* **Records about charts and figures**:
=-=-=-=-=

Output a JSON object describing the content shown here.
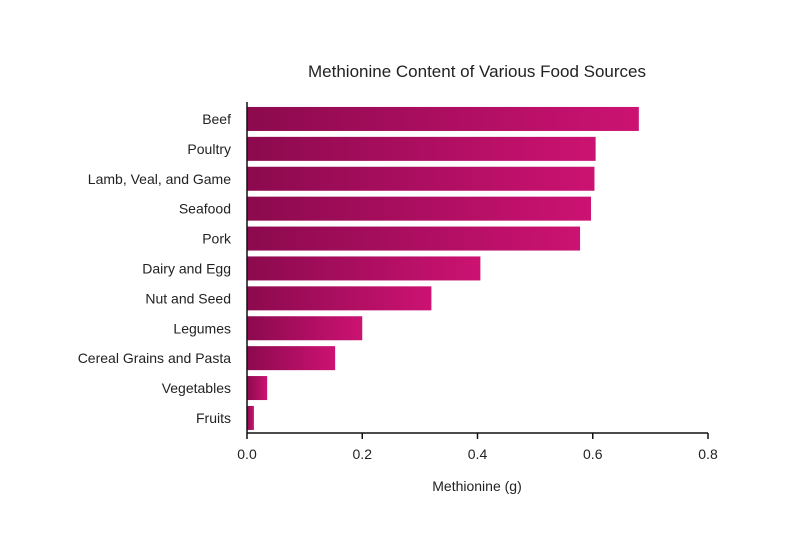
{
  "chart_data": {
    "type": "bar",
    "orientation": "horizontal",
    "title": "Methionine Content of Various Food Sources",
    "xlabel": "Methionine (g)",
    "ylabel": "",
    "categories": [
      "Beef",
      "Poultry",
      "Lamb, Veal, and Game",
      "Seafood",
      "Pork",
      "Dairy and Egg",
      "Nut and Seed",
      "Legumes",
      "Cereal Grains and Pasta",
      "Vegetables",
      "Fruits"
    ],
    "values": [
      0.68,
      0.605,
      0.603,
      0.597,
      0.578,
      0.405,
      0.32,
      0.2,
      0.153,
      0.035,
      0.012
    ],
    "xlim": [
      0,
      0.8
    ],
    "xticks": [
      "0.0",
      "0.2",
      "0.4",
      "0.6",
      "0.8"
    ],
    "grid": false,
    "legend": "none",
    "colors": {
      "bar_start": "#8c0a4e",
      "bar_end": "#cc1272",
      "axis": "#111111",
      "text": "#222222"
    }
  }
}
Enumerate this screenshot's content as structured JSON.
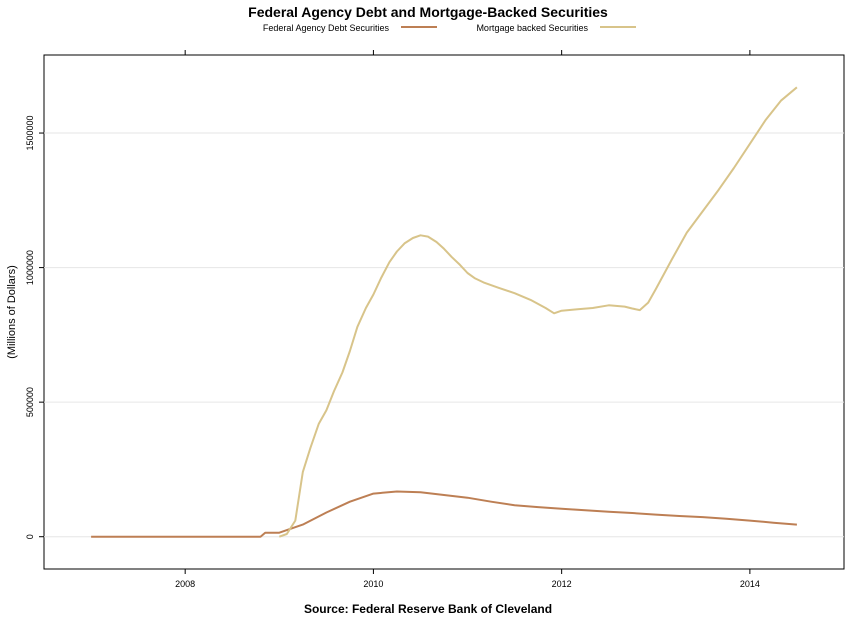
{
  "chart_data": {
    "type": "line",
    "title": "Federal Agency Debt and Mortgage-Backed Securities",
    "xlabel": "Source: Federal Reserve Bank of Cleveland",
    "ylabel": "(Millions of Dollars)",
    "xlim": [
      2006.5,
      2015.0
    ],
    "ylim": [
      -120000,
      1790000
    ],
    "x_ticks": [
      2008,
      2010,
      2012,
      2014
    ],
    "y_ticks": [
      0,
      500000,
      1000000,
      1500000
    ],
    "x_tick_labels": [
      "2008",
      "2010",
      "2012",
      "2014"
    ],
    "y_tick_labels": [
      "0",
      "500000",
      "1000000",
      "1500000"
    ],
    "grid": "horizontal",
    "legend_position": "top",
    "series": [
      {
        "name": "Federal Agency Debt Securities",
        "color": "#bd7f54",
        "x": [
          2007.0,
          2007.5,
          2008.0,
          2008.5,
          2008.8,
          2008.85,
          2009.0,
          2009.25,
          2009.5,
          2009.75,
          2010.0,
          2010.25,
          2010.5,
          2010.75,
          2011.0,
          2011.25,
          2011.5,
          2011.75,
          2012.0,
          2012.25,
          2012.5,
          2012.75,
          2013.0,
          2013.25,
          2013.5,
          2013.75,
          2014.0,
          2014.25,
          2014.5
        ],
        "y": [
          0,
          0,
          0,
          0,
          0,
          15000,
          15000,
          45000,
          90000,
          130000,
          160000,
          168000,
          165000,
          155000,
          145000,
          130000,
          117000,
          110000,
          104000,
          98000,
          93000,
          88000,
          82000,
          77000,
          73000,
          67000,
          60000,
          52000,
          45000
        ]
      },
      {
        "name": "Mortgage backed Securities",
        "color": "#d8c48a",
        "x": [
          2009.0,
          2009.08,
          2009.17,
          2009.25,
          2009.33,
          2009.42,
          2009.5,
          2009.58,
          2009.67,
          2009.75,
          2009.83,
          2009.92,
          2010.0,
          2010.08,
          2010.17,
          2010.25,
          2010.33,
          2010.42,
          2010.5,
          2010.58,
          2010.67,
          2010.75,
          2010.83,
          2010.92,
          2011.0,
          2011.08,
          2011.17,
          2011.33,
          2011.5,
          2011.67,
          2011.83,
          2011.92,
          2012.0,
          2012.17,
          2012.33,
          2012.5,
          2012.67,
          2012.75,
          2012.83,
          2012.92,
          2013.0,
          2013.17,
          2013.33,
          2013.5,
          2013.67,
          2013.83,
          2014.0,
          2014.17,
          2014.33,
          2014.5
        ],
        "y": [
          0,
          10000,
          60000,
          240000,
          330000,
          420000,
          470000,
          540000,
          610000,
          690000,
          780000,
          850000,
          900000,
          960000,
          1020000,
          1060000,
          1090000,
          1110000,
          1120000,
          1115000,
          1095000,
          1070000,
          1040000,
          1010000,
          980000,
          960000,
          945000,
          925000,
          905000,
          880000,
          850000,
          830000,
          840000,
          845000,
          850000,
          860000,
          855000,
          848000,
          842000,
          870000,
          920000,
          1030000,
          1130000,
          1210000,
          1290000,
          1370000,
          1460000,
          1550000,
          1620000,
          1670000
        ]
      }
    ]
  }
}
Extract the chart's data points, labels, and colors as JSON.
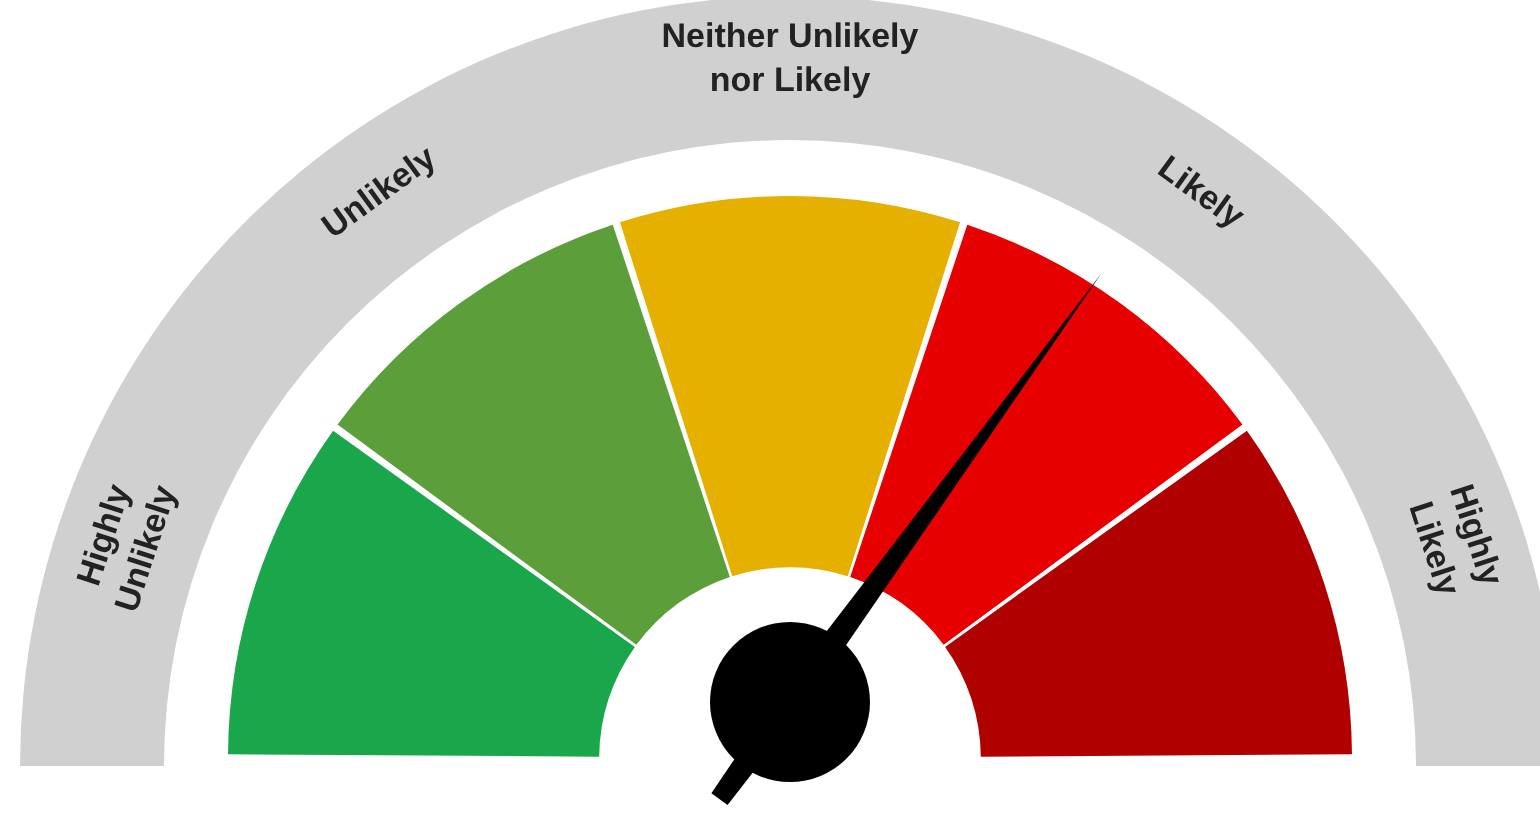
{
  "chart_data": {
    "type": "donut",
    "categories": [
      "Highly Unlikely",
      "Unlikely",
      "Neither Unlikely nor Likely",
      "Likely",
      "Highly Likely"
    ],
    "values": [
      20,
      20,
      20,
      20,
      20
    ],
    "colors": [
      "#1aa64a",
      "#5c9e3a",
      "#e6b000",
      "#e60000",
      "#b00000"
    ],
    "needle": "Likely"
  }
}
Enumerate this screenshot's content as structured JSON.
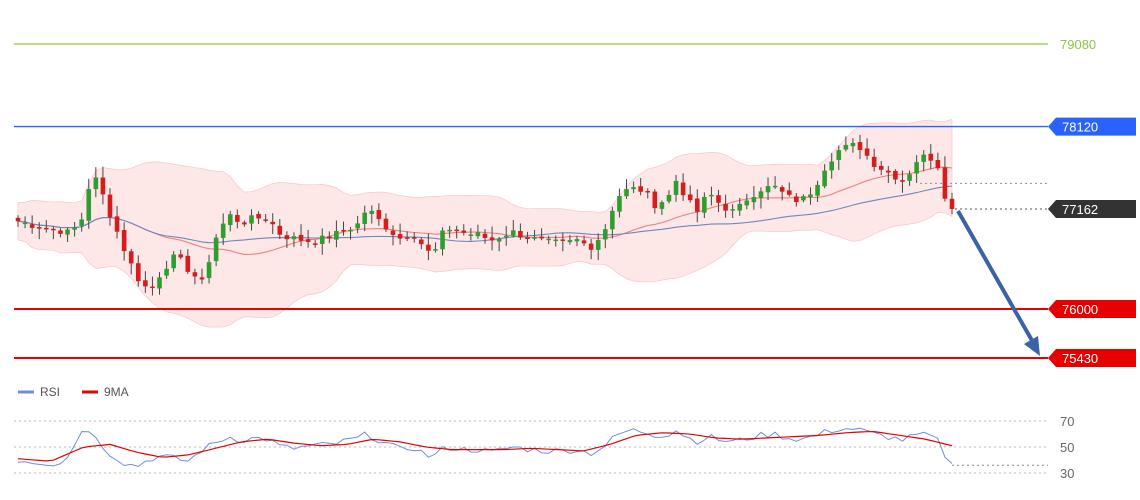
{
  "chart_data": [
    {
      "type": "candlestick",
      "ylim": [
        75300,
        79300
      ],
      "levels": [
        {
          "value": 79080,
          "label": "79080",
          "color": "#8cc63f",
          "style": "plain"
        },
        {
          "value": 78120,
          "label": "78120",
          "color": "#2962ff",
          "style": "tag"
        },
        {
          "value": 76000,
          "label": "76000",
          "color": "#e60000",
          "style": "tag"
        },
        {
          "value": 75430,
          "label": "75430",
          "color": "#e60000",
          "style": "tag"
        }
      ],
      "last_price": {
        "value": 77162,
        "label": "77162",
        "color": "#333333"
      },
      "reference_price": 77460,
      "forecast_arrow": {
        "from": 77162,
        "to": 75430,
        "color": "#3a62a5"
      },
      "candles_count": 133,
      "close_path": [
        [
          0,
          77020
        ],
        [
          3,
          76960
        ],
        [
          6,
          76920
        ],
        [
          8,
          76880
        ],
        [
          10,
          77080
        ],
        [
          11,
          77520
        ],
        [
          12,
          77500
        ],
        [
          14,
          77100
        ],
        [
          16,
          76720
        ],
        [
          18,
          76380
        ],
        [
          20,
          76200
        ],
        [
          22,
          76460
        ],
        [
          24,
          76620
        ],
        [
          26,
          76450
        ],
        [
          28,
          76300
        ],
        [
          30,
          76820
        ],
        [
          32,
          77100
        ],
        [
          34,
          77000
        ],
        [
          36,
          77060
        ],
        [
          38,
          77050
        ],
        [
          40,
          76860
        ],
        [
          42,
          76820
        ],
        [
          45,
          76780
        ],
        [
          48,
          76860
        ],
        [
          50,
          76920
        ],
        [
          52,
          77000
        ],
        [
          53,
          77180
        ],
        [
          55,
          77020
        ],
        [
          58,
          76820
        ],
        [
          60,
          76880
        ],
        [
          62,
          76700
        ],
        [
          63,
          76600
        ],
        [
          65,
          76950
        ],
        [
          68,
          76880
        ],
        [
          70,
          76860
        ],
        [
          72,
          76800
        ],
        [
          75,
          76900
        ],
        [
          78,
          76820
        ],
        [
          80,
          76780
        ],
        [
          83,
          76760
        ],
        [
          85,
          76800
        ],
        [
          87,
          76720
        ],
        [
          89,
          76880
        ],
        [
          91,
          77300
        ],
        [
          93,
          77400
        ],
        [
          95,
          77380
        ],
        [
          97,
          77200
        ],
        [
          99,
          77320
        ],
        [
          100,
          77500
        ],
        [
          102,
          77250
        ],
        [
          103,
          77100
        ],
        [
          105,
          77350
        ],
        [
          107,
          77200
        ],
        [
          109,
          77120
        ],
        [
          111,
          77300
        ],
        [
          113,
          77400
        ],
        [
          115,
          77420
        ],
        [
          117,
          77300
        ],
        [
          119,
          77250
        ],
        [
          121,
          77400
        ],
        [
          123,
          77700
        ],
        [
          125,
          77860
        ],
        [
          127,
          77900
        ],
        [
          128,
          77880
        ],
        [
          130,
          77700
        ],
        [
          132,
          77600
        ],
        [
          134,
          77520
        ],
        [
          135,
          77460
        ],
        [
          136,
          77700
        ],
        [
          138,
          77780
        ],
        [
          139,
          77750
        ],
        [
          140,
          77650
        ],
        [
          141,
          77300
        ],
        [
          142,
          77162
        ]
      ],
      "bollinger": {
        "fill": "#fde3e3",
        "edge": "#f5b5b5"
      },
      "ma_lines": [
        {
          "color": "#f08080"
        },
        {
          "color": "#6f87bf"
        }
      ]
    },
    {
      "type": "line",
      "legend": [
        {
          "name": "RSI",
          "color": "#6d8fd6"
        },
        {
          "name": "9MA",
          "color": "#e60000"
        }
      ],
      "ylim": [
        25,
        75
      ],
      "yticks": [
        70,
        50,
        30
      ],
      "rsi_path": [
        [
          0,
          40
        ],
        [
          3,
          38
        ],
        [
          6,
          37
        ],
        [
          8,
          45
        ],
        [
          10,
          66
        ],
        [
          11,
          63
        ],
        [
          12,
          55
        ],
        [
          14,
          45
        ],
        [
          16,
          38
        ],
        [
          18,
          35
        ],
        [
          20,
          41
        ],
        [
          22,
          43
        ],
        [
          24,
          41
        ],
        [
          26,
          39
        ],
        [
          28,
          48
        ],
        [
          30,
          53
        ],
        [
          32,
          58
        ],
        [
          34,
          55
        ],
        [
          36,
          57
        ],
        [
          38,
          56
        ],
        [
          40,
          50
        ],
        [
          42,
          49
        ],
        [
          45,
          51
        ],
        [
          48,
          52
        ],
        [
          50,
          55
        ],
        [
          52,
          57
        ],
        [
          53,
          60
        ],
        [
          55,
          55
        ],
        [
          58,
          48
        ],
        [
          60,
          50
        ],
        [
          62,
          44
        ],
        [
          63,
          42
        ],
        [
          65,
          50
        ],
        [
          68,
          48
        ],
        [
          70,
          48
        ],
        [
          72,
          46
        ],
        [
          75,
          50
        ],
        [
          78,
          48
        ],
        [
          80,
          47
        ],
        [
          83,
          47
        ],
        [
          85,
          48
        ],
        [
          87,
          45
        ],
        [
          89,
          50
        ],
        [
          91,
          59
        ],
        [
          93,
          63
        ],
        [
          95,
          62
        ],
        [
          97,
          59
        ],
        [
          99,
          60
        ],
        [
          100,
          63
        ],
        [
          102,
          57
        ],
        [
          103,
          54
        ],
        [
          105,
          58
        ],
        [
          107,
          55
        ],
        [
          109,
          54
        ],
        [
          111,
          57
        ],
        [
          113,
          59
        ],
        [
          115,
          60
        ],
        [
          117,
          57
        ],
        [
          119,
          56
        ],
        [
          121,
          58
        ],
        [
          123,
          62
        ],
        [
          125,
          64
        ],
        [
          127,
          64
        ],
        [
          128,
          63
        ],
        [
          130,
          60
        ],
        [
          132,
          58
        ],
        [
          134,
          56
        ],
        [
          135,
          55
        ],
        [
          136,
          59
        ],
        [
          138,
          59
        ],
        [
          139,
          58
        ],
        [
          140,
          54
        ],
        [
          141,
          43
        ],
        [
          142,
          36
        ]
      ],
      "ma_path": [
        [
          0,
          41
        ],
        [
          5,
          39
        ],
        [
          10,
          50
        ],
        [
          14,
          52
        ],
        [
          18,
          46
        ],
        [
          22,
          42
        ],
        [
          26,
          44
        ],
        [
          30,
          49
        ],
        [
          34,
          54
        ],
        [
          38,
          56
        ],
        [
          42,
          53
        ],
        [
          46,
          51
        ],
        [
          50,
          52
        ],
        [
          54,
          56
        ],
        [
          58,
          54
        ],
        [
          62,
          50
        ],
        [
          66,
          48
        ],
        [
          70,
          48
        ],
        [
          74,
          48
        ],
        [
          78,
          49
        ],
        [
          82,
          48
        ],
        [
          86,
          47
        ],
        [
          90,
          52
        ],
        [
          94,
          59
        ],
        [
          98,
          61
        ],
        [
          102,
          60
        ],
        [
          106,
          57
        ],
        [
          110,
          56
        ],
        [
          114,
          57
        ],
        [
          118,
          58
        ],
        [
          122,
          59
        ],
        [
          126,
          61
        ],
        [
          130,
          62
        ],
        [
          134,
          59
        ],
        [
          138,
          56
        ],
        [
          142,
          51
        ]
      ],
      "last_rsi_value": 36
    }
  ]
}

=-=-=-=-=

* **Work to complete**:
Your task is to gather every line with the word "title" and copy it.

* **Solution for this problem**:
    "title": "Methionine Content of Various Food Sources",
    "title": "Federal Agency Debt and Mortgage-Backed Securities",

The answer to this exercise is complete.